◆ WHAT YOU HAVE TO DO
Repeat every entry word for word, but leave the images out of your copy.

Stored items from a collection:
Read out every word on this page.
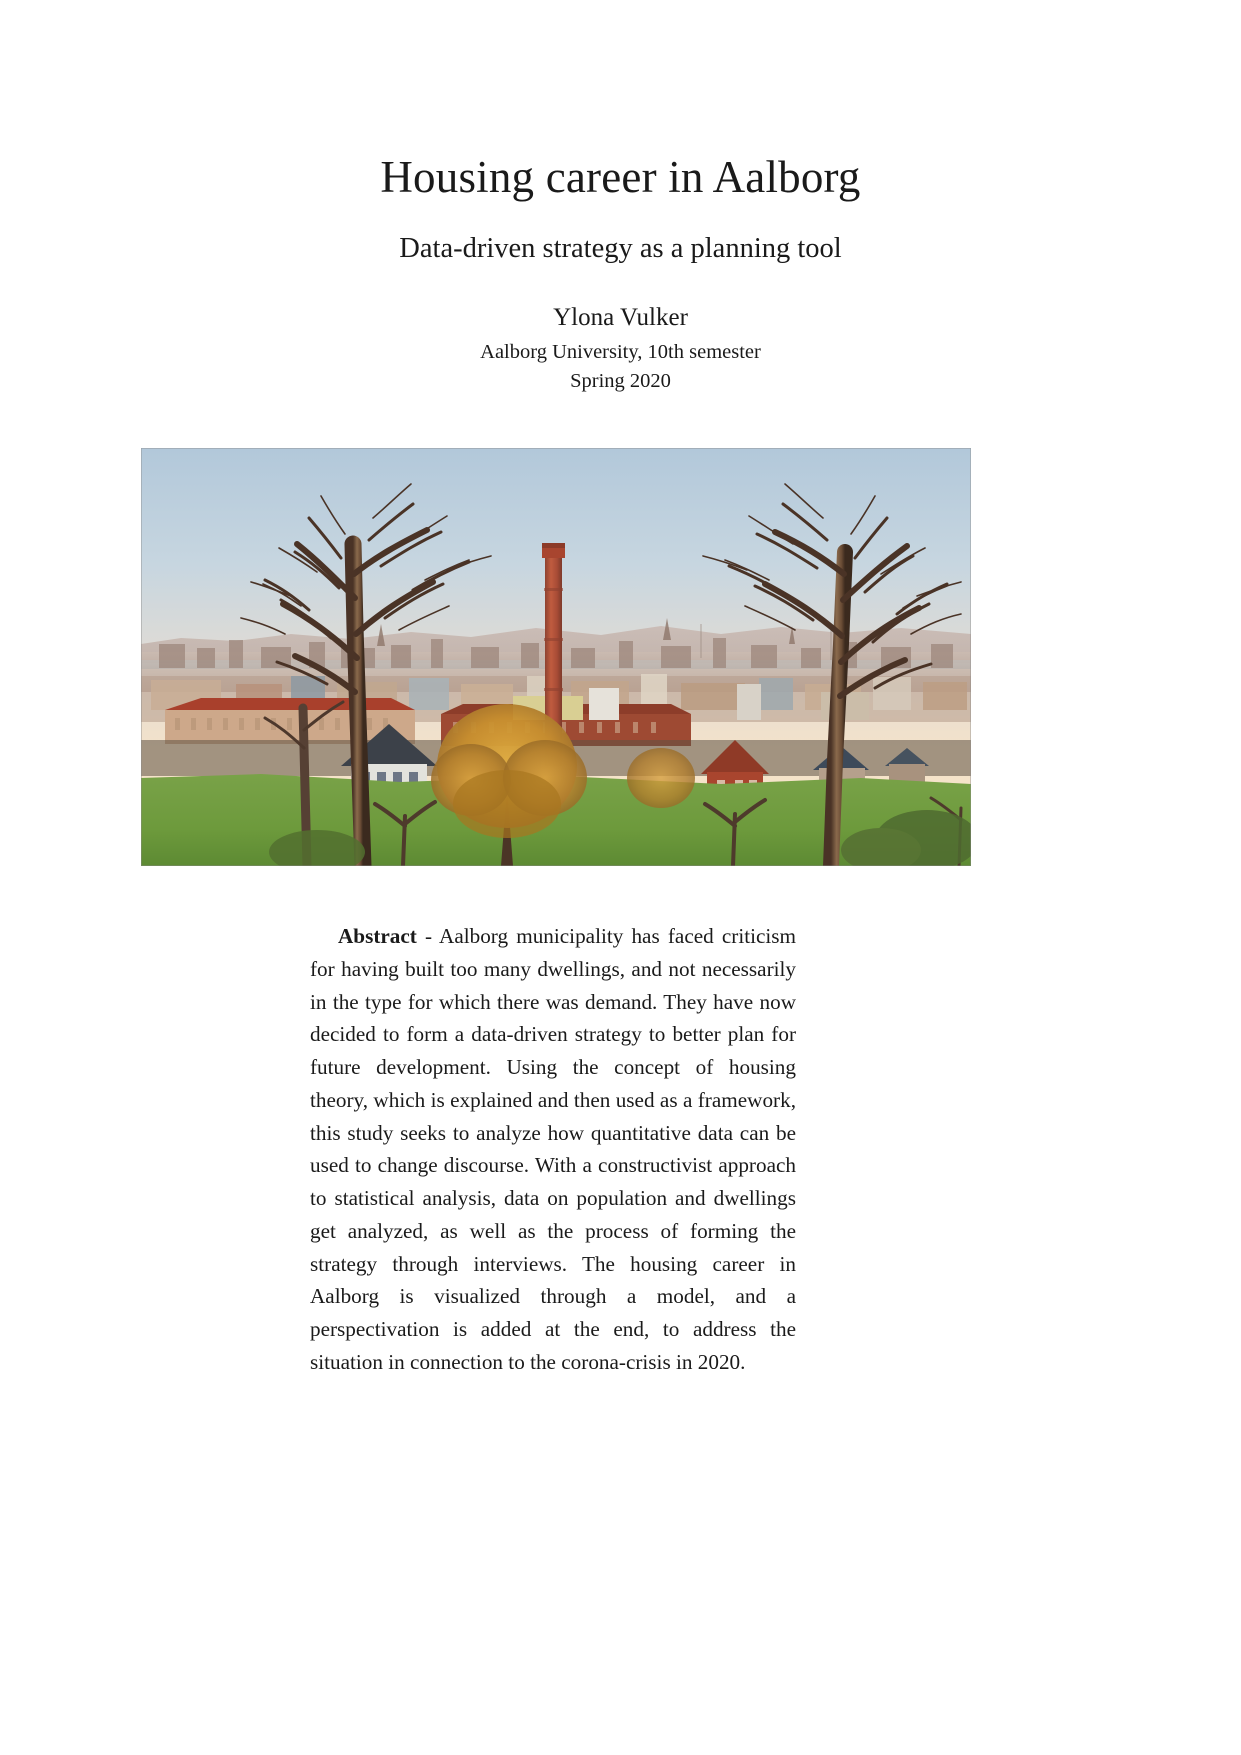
Housing career in Aalborg
Data-driven strategy as a planning tool

Ylona Vulker

Aalborg University, 10th semester

Spring 2020

Abstract - Aalborg municipality has faced criticism for having built too many dwellings, and not necessarily in the type for which there was demand. They have now decided to form a data-driven strategy to better plan for future development. Using the concept of housing theory, which is explained and then used as a framework, this study seeks to analyze how quantitative data can be used to change discourse. With a constructivist approach to statistical analysis, data on population and dwellings get analyzed, as well as the process of forming the strategy through interviews. The housing career in Aalborg is visualized through a model, and a perspectivation is added at the end, to address the situation in connection to the corona-crisis in 2020.
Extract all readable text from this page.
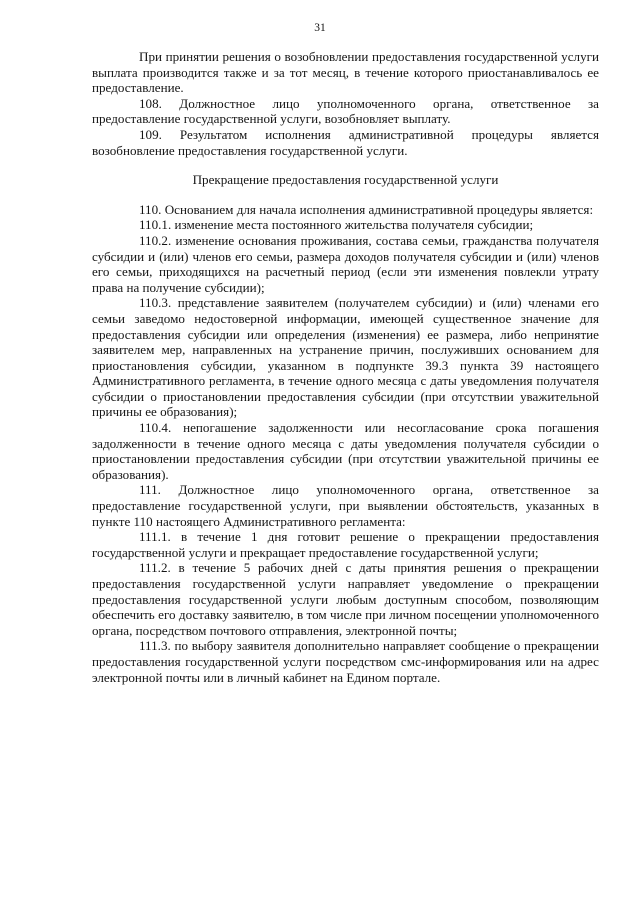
31

При принятии решения о возобновлении предоставления государственной услуги выплата производится также и за тот месяц, в течение которого приостанавливалось ее предоставление.

108. Должностное лицо уполномоченного органа, ответственное за предоставление государственной услуги, возобновляет выплату.

109. Результатом исполнения административной процедуры является возобновление предоставления государственной услуги.

Прекращение предоставления государственной услуги

110. Основанием для начала исполнения административной процедуры является:

110.1. изменение места постоянного жительства получателя субсидии;

110.2. изменение основания проживания, состава семьи, гражданства получателя субсидии и (или) членов его семьи, размера доходов получателя субсидии и (или) членов его семьи, приходящихся на расчетный период (если эти изменения повлекли утрату права на получение субсидии);

110.3. представление заявителем (получателем субсидии) и (или) членами его семьи заведомо недостоверной информации, имеющей существенное значение для предоставления субсидии или определения (изменения) ее размера, либо непринятие заявителем мер, направленных на устранение причин, послуживших основанием для приостановления субсидии, указанном в подпункте 39.3 пункта 39 настоящего Административного регламента, в течение одного месяца с даты уведомления получателя субсидии о приостановлении предоставления субсидии (при отсутствии уважительной причины ее образования);

110.4. непогашение задолженности или несогласование срока погашения задолженности в течение одного месяца с даты уведомления получателя субсидии о приостановлении предоставления субсидии (при отсутствии уважительной причины ее образования).

111. Должностное лицо уполномоченного органа, ответственное за предоставление государственной услуги, при выявлении обстоятельств, указанных в пункте 110 настоящего Административного регламента:

111.1. в течение 1 дня готовит решение о прекращении предоставления государственной услуги и прекращает предоставление государственной услуги;

111.2. в течение 5 рабочих дней с даты принятия решения о прекращении предоставления государственной услуги направляет уведомление о прекращении предоставления государственной услуги любым доступным способом, позволяющим обеспечить его доставку заявителю, в том числе при личном посещении уполномоченного органа, посредством почтового отправления, электронной почты;

111.3. по выбору заявителя дополнительно направляет сообщение о прекращении предоставления государственной услуги посредством смс-информирования или на адрес электронной почты или в личный кабинет на Едином портале.
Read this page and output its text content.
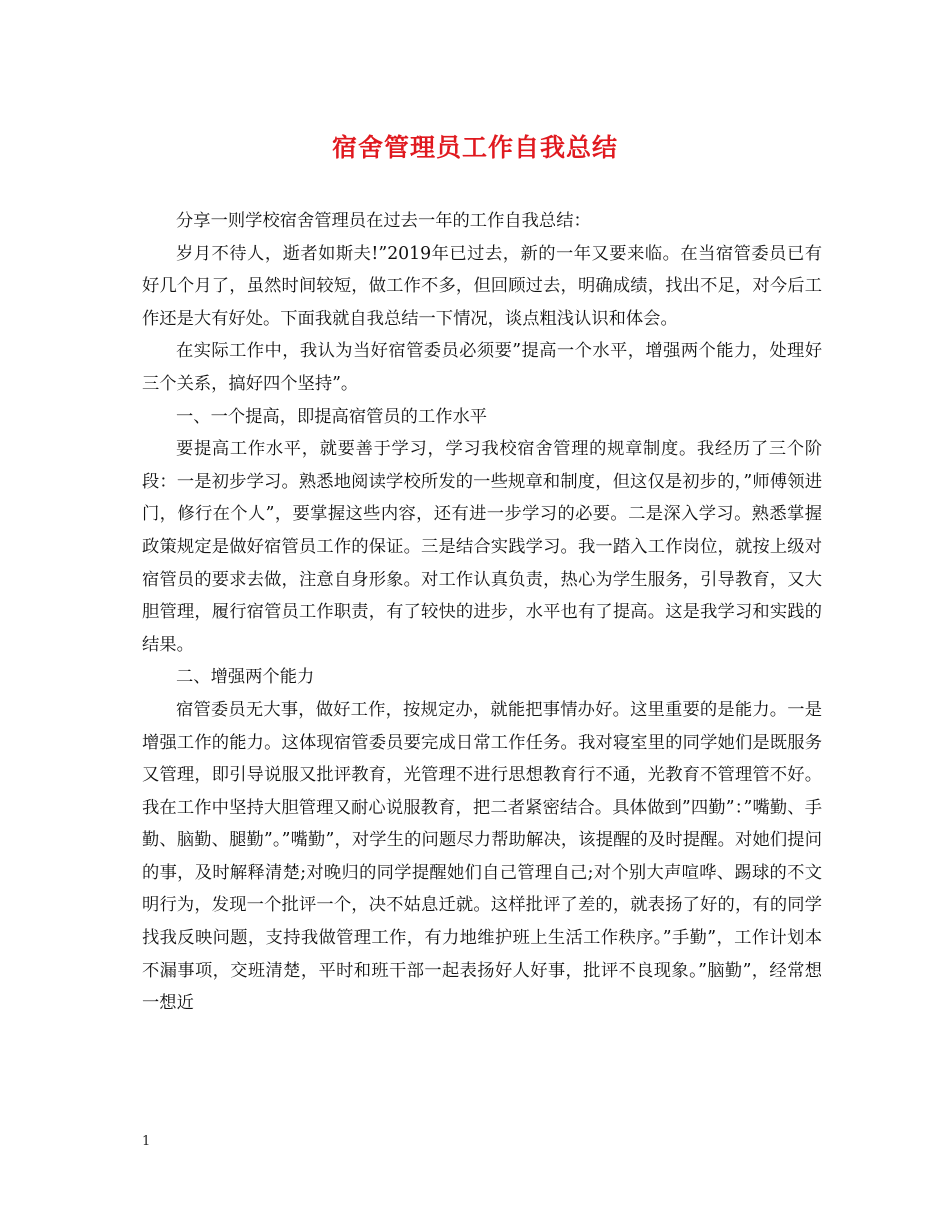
宿舍管理员工作自我总结

分享一则学校宿舍管理员在过去一年的工作自我总结：

岁月不待人，逝者如斯夫!”2019年已过去，新的一年又要来临。在当宿管委员已有好几个月了，虽然时间较短，做工作不多，但回顾过去，明确成绩，找出不足，对今后工作还是大有好处。下面我就自我总结一下情况，谈点粗浅认识和体会。

在实际工作中，我认为当好宿管委员必须要”提高一个水平，增强两个能力，处理好三个关系，搞好四个坚持”。

一、一个提高，即提高宿管员的工作水平

要提高工作水平，就要善于学习，学习我校宿舍管理的规章制度。我经历了三个阶段：一是初步学习。熟悉地阅读学校所发的一些规章和制度，但这仅是初步的，”师傅领进门，修行在个人”，要掌握这些内容，还有进一步学习的必要。二是深入学习。熟悉掌握政策规定是做好宿管员工作的保证。三是结合实践学习。我一踏入工作岗位，就按上级对宿管员的要求去做，注意自身形象。对工作认真负责，热心为学生服务，引导教育，又大胆管理，履行宿管员工作职责，有了较快的进步，水平也有了提高。这是我学习和实践的结果。

二、增强两个能力

宿管委员无大事，做好工作，按规定办，就能把事情办好。这里重要的是能力。一是增强工作的能力。这体现宿管委员要完成日常工作任务。我对寝室里的同学她们是既服务又管理，即引导说服又批评教育，光管理不进行思想教育行不通，光教育不管理管不好。我在工作中坚持大胆管理又耐心说服教育，把二者紧密结合。具体做到”四勤”：”嘴勤、手勤、脑勤、腿勤”。”嘴勤”，对学生的问题尽力帮助解决，该提醒的及时提醒。对她们提问的事，及时解释清楚;对晚归的同学提醒她们自己管理自己;对个别大声喧哗、踢球的不文明行为，发现一个批评一个，决不姑息迁就。这样批评了差的，就表扬了好的，有的同学找我反映问题，支持我做管理工作，有力地维护班上生活工作秩序。”手勤”，工作计划本不漏事项，交班清楚，平时和班干部一起表扬好人好事，批评不良现象。”脑勤”，经常想一想近

1
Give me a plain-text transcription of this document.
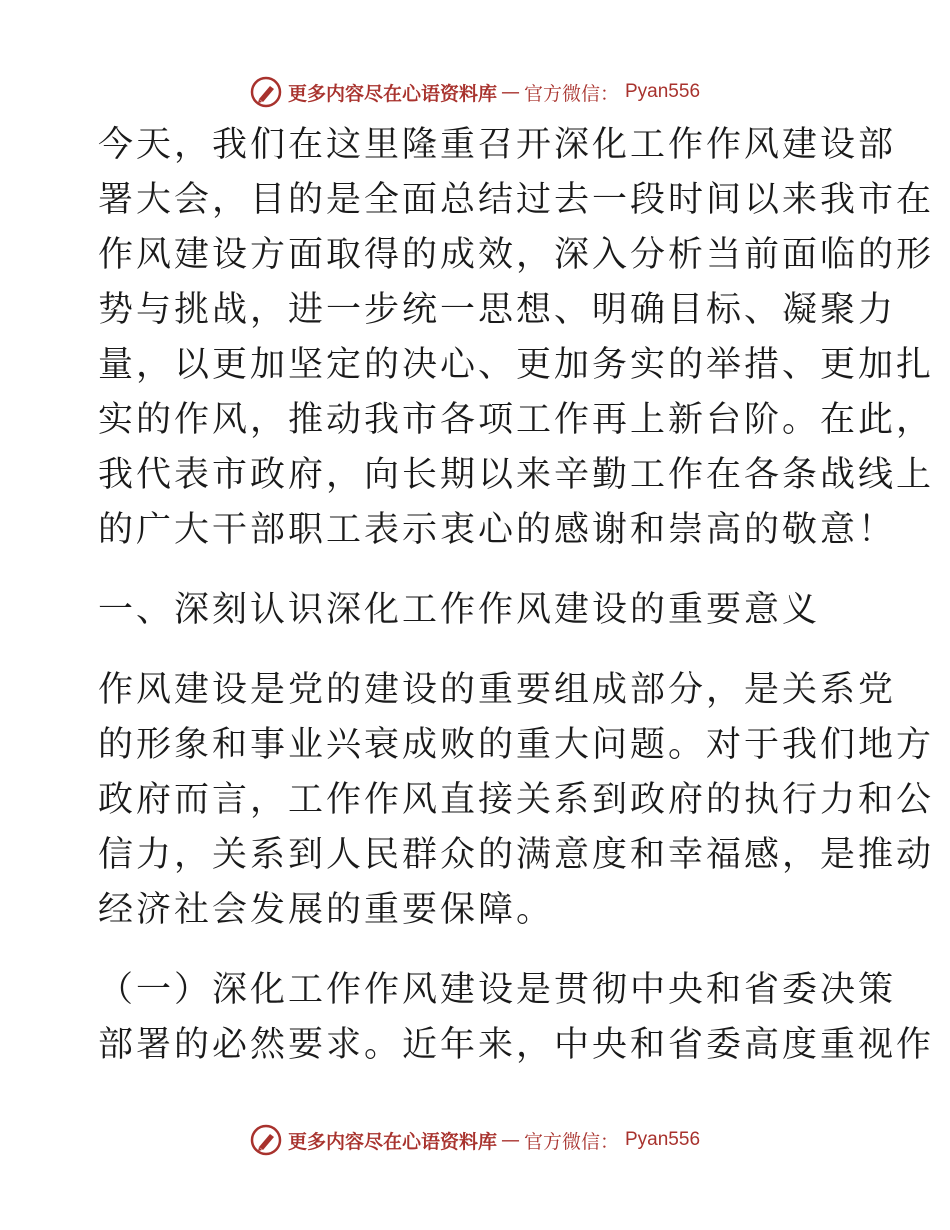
更多内容尽在心语资料库 — 官方微信： Pyan556
今天，我们在这里隆重召开深化工作作风建设部
署大会，目的是全面总结过去一段时间以来我市在
作风建设方面取得的成效，深入分析当前面临的形
势与挑战，进一步统一思想、明确目标、凝聚力
量，以更加坚定的决心、更加务实的举措、更加扎
实的作风，推动我市各项工作再上新台阶。在此，
我代表市政府，向长期以来辛勤工作在各条战线上
的广大干部职工表示衷心的感谢和崇高的敬意！
一、深刻认识深化工作作风建设的重要意义
作风建设是党的建设的重要组成部分，是关系党
的形象和事业兴衰成败的重大问题。对于我们地方
政府而言，工作作风直接关系到政府的执行力和公
信力，关系到人民群众的满意度和幸福感，是推动
经济社会发展的重要保障。
（一）深化工作作风建设是贯彻中央和省委决策
部署的必然要求。近年来，中央和省委高度重视作
更多内容尽在心语资料库 — 官方微信： Pyan556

◆ RESULT FOR THIS EXERCISE
Read out every word on this page.
Housing career in Aalborg
Data-driven strategy as a planning tool

Ylona Vulker

Aalborg University, 10th semester

Spring 2020

Abstract - Aalborg municipality has faced criticism for having built too many dwellings, and not necessarily in the type for which there was demand. They have now decided to form a data-driven strategy to better plan for future development. Using the concept of housing theory, which is explained and then used as a framework, this study seeks to analyze how quantitative data can be used to change discourse. With a constructivist approach to statistical analysis, data on population and dwellings get analyzed, as well as the process of forming the strategy through interviews. The housing career in Aalborg is visualized through a model, and a perspectivation is added at the end, to address the situation in connection to the corona-crisis in 2020.
Extract all readable text from this page.
31

При принятии решения о возобновлении предоставления государственной услуги выплата производится также и за тот месяц, в течение которого приостанавливалось ее предоставление.

108. Должностное лицо уполномоченного органа, ответственное за предоставление государственной услуги, возобновляет выплату.

109. Результатом исполнения административной процедуры является возобновление предоставления государственной услуги.

Прекращение предоставления государственной услуги

110. Основанием для начала исполнения административной процедуры является:

110.1. изменение места постоянного жительства получателя субсидии;

110.2. изменение основания проживания, состава семьи, гражданства получателя субсидии и (или) членов его семьи, размера доходов получателя субсидии и (или) членов его семьи, приходящихся на расчетный период (если эти изменения повлекли утрату права на получение субсидии);

110.3. представление заявителем (получателем субсидии) и (или) членами его семьи заведомо недостоверной информации, имеющей существенное значение для предоставления субсидии или определения (изменения) ее размера, либо непринятие заявителем мер, направленных на устранение причин, послуживших основанием для приостановления субсидии, указанном в подпункте 39.3 пункта 39 настоящего Административного регламента, в течение одного месяца с даты уведомления получателя субсидии о приостановлении предоставления субсидии (при отсутствии уважительной причины ее образования);

110.4. непогашение задолженности или несогласование срока погашения задолженности в течение одного месяца с даты уведомления получателя субсидии о приостановлении предоставления субсидии (при отсутствии уважительной причины ее образования).

111. Должностное лицо уполномоченного органа, ответственное за предоставление государственной услуги, при выявлении обстоятельств, указанных в пункте 110 настоящего Административного регламента:

111.1. в течение 1 дня готовит решение о прекращении предоставления государственной услуги и прекращает предоставление государственной услуги;

111.2. в течение 5 рабочих дней с даты принятия решения о прекращении предоставления государственной услуги направляет уведомление о прекращении предоставления государственной услуги любым доступным способом, позволяющим обеспечить его доставку заявителю, в том числе при личном посещении уполномоченного органа, посредством почтового отправления, электронной почты;

111.3. по выбору заявителя дополнительно направляет сообщение о прекращении предоставления государственной услуги посредством смс-информирования или на адрес электронной почты или в личный кабинет на Едином портале.
Read this page and output its text content.
宿舍管理员工作自我总结

分享一则学校宿舍管理员在过去一年的工作自我总结：

岁月不待人，逝者如斯夫!”2019年已过去，新的一年又要来临。在当宿管委员已有好几个月了，虽然时间较短，做工作不多，但回顾过去，明确成绩，找出不足，对今后工作还是大有好处。下面我就自我总结一下情况，谈点粗浅认识和体会。

在实际工作中，我认为当好宿管委员必须要”提高一个水平，增强两个能力，处理好三个关系，搞好四个坚持”。

一、一个提高，即提高宿管员的工作水平

要提高工作水平，就要善于学习，学习我校宿舍管理的规章制度。我经历了三个阶段：一是初步学习。熟悉地阅读学校所发的一些规章和制度，但这仅是初步的，”师傅领进门，修行在个人”，要掌握这些内容，还有进一步学习的必要。二是深入学习。熟悉掌握政策规定是做好宿管员工作的保证。三是结合实践学习。我一踏入工作岗位，就按上级对宿管员的要求去做，注意自身形象。对工作认真负责，热心为学生服务，引导教育，又大胆管理，履行宿管员工作职责，有了较快的进步，水平也有了提高。这是我学习和实践的结果。

二、增强两个能力

宿管委员无大事，做好工作，按规定办，就能把事情办好。这里重要的是能力。一是增强工作的能力。这体现宿管委员要完成日常工作任务。我对寝室里的同学她们是既服务又管理，即引导说服又批评教育，光管理不进行思想教育行不通，光教育不管理管不好。我在工作中坚持大胆管理又耐心说服教育，把二者紧密结合。具体做到”四勤”：”嘴勤、手勤、脑勤、腿勤”。”嘴勤”，对学生的问题尽力帮助解决，该提醒的及时提醒。对她们提问的事，及时解释清楚;对晚归的同学提醒她们自己管理自己;对个别大声喧哗、踢球的不文明行为，发现一个批评一个，决不姑息迁就。这样批评了差的，就表扬了好的，有的同学找我反映问题，支持我做管理工作，有力地维护班上生活工作秩序。”手勤”，工作计划本不漏事项，交班清楚，平时和班干部一起表扬好人好事，批评不良现象。”脑勤”，经常想一想近

1
Give me a plain-text transcription of this document.
更多内容尽在心语资料库 — 官方微信： Pyan556
今天，我们在这里隆重召开深化工作作风建设部
署大会，目的是全面总结过去一段时间以来我市在
作风建设方面取得的成效，深入分析当前面临的形
势与挑战，进一步统一思想、明确目标、凝聚力
量，以更加坚定的决心、更加务实的举措、更加扎
实的作风，推动我市各项工作再上新台阶。在此，
我代表市政府，向长期以来辛勤工作在各条战线上
的广大干部职工表示衷心的感谢和崇高的敬意！
一、深刻认识深化工作作风建设的重要意义
作风建设是党的建设的重要组成部分，是关系党
的形象和事业兴衰成败的重大问题。对于我们地方
政府而言，工作作风直接关系到政府的执行力和公
信力，关系到人民群众的满意度和幸福感，是推动
经济社会发展的重要保障。
（一）深化工作作风建设是贯彻中央和省委决策
部署的必然要求。近年来，中央和省委高度重视作
更多内容尽在心语资料库 — 官方微信： Pyan556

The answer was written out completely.